___ Provided information

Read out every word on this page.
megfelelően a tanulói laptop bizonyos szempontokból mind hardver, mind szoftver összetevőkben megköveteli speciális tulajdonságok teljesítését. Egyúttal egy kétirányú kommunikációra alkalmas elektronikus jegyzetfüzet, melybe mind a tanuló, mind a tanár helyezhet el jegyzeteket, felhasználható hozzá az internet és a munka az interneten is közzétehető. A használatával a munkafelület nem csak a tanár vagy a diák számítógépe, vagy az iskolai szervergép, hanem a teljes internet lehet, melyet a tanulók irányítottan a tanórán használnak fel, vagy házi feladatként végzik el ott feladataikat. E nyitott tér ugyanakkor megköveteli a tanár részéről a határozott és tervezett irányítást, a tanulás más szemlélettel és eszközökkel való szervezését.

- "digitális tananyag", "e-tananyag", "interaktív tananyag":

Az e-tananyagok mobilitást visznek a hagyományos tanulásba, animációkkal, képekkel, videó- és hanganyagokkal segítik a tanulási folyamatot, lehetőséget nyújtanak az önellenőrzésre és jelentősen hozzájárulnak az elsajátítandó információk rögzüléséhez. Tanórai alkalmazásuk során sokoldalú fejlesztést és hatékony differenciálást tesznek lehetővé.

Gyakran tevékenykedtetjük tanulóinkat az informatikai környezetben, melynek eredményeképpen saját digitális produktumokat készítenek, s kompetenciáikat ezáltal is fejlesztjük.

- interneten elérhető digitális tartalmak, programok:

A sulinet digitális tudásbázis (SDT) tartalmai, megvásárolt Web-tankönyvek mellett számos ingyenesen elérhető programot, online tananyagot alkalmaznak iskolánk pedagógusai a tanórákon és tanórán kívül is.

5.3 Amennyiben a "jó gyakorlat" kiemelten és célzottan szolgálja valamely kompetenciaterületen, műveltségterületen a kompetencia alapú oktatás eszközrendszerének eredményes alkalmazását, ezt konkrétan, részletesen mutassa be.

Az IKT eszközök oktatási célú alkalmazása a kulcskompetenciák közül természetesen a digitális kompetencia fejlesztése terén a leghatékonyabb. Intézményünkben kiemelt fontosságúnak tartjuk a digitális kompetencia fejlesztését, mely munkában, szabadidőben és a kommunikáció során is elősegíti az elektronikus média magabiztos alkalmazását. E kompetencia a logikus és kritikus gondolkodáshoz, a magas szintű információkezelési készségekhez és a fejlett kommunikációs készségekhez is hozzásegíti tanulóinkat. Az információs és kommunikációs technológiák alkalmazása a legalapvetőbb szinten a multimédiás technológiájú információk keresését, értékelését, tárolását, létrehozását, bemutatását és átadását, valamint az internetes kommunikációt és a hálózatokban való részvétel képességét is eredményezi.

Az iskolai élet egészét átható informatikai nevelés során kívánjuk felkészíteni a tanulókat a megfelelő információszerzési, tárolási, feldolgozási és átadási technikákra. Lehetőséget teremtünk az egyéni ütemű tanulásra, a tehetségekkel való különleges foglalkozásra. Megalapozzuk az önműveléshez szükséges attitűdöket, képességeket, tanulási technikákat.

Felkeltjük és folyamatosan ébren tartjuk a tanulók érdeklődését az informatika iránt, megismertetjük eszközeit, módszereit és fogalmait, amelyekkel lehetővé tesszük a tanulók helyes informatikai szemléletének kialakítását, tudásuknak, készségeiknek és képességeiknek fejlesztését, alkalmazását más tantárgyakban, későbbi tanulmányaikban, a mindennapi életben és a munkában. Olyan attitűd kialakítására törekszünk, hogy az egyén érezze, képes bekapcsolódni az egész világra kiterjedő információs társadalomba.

______
___ Provided information

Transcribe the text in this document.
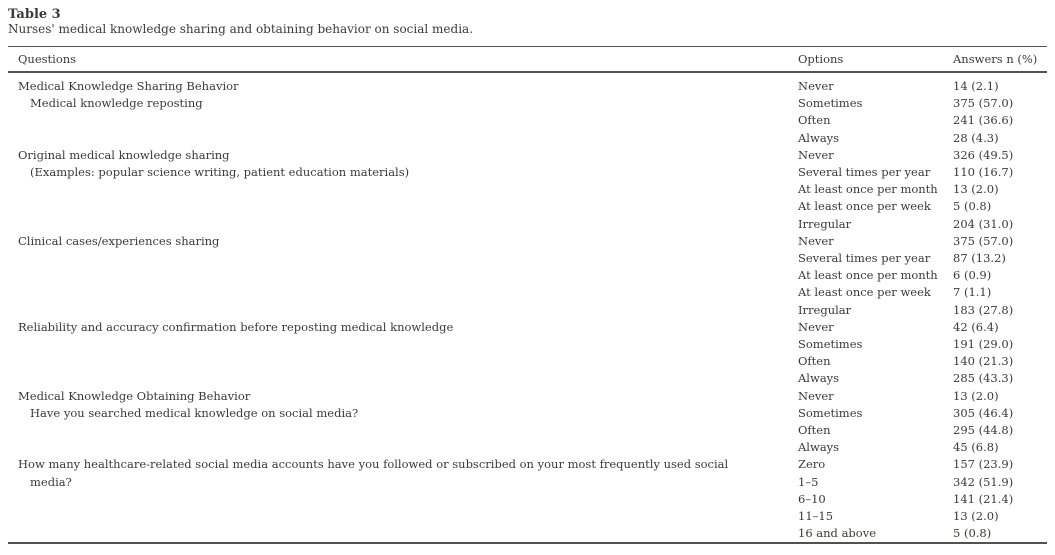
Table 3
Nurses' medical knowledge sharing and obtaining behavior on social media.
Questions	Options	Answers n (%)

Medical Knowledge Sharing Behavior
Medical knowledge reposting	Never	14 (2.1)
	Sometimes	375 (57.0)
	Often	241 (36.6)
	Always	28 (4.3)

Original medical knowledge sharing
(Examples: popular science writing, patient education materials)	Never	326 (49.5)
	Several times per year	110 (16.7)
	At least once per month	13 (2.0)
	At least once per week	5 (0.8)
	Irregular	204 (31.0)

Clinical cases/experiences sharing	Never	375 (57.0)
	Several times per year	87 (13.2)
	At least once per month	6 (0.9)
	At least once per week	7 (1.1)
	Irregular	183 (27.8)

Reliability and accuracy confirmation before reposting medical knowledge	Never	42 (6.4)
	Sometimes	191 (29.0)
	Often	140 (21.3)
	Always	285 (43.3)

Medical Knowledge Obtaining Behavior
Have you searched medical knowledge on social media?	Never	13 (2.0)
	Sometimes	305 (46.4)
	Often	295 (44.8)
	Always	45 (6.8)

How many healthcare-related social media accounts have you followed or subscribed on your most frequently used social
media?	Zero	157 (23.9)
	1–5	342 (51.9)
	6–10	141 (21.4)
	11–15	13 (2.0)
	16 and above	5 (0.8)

______

Pick each line holding the word "once" out of the listing.

	At least once per month	13 (2.0)
	At least once per week	5 (0.8)
	At least once per month	6 (0.9)
	At least once per week	7 (1.1)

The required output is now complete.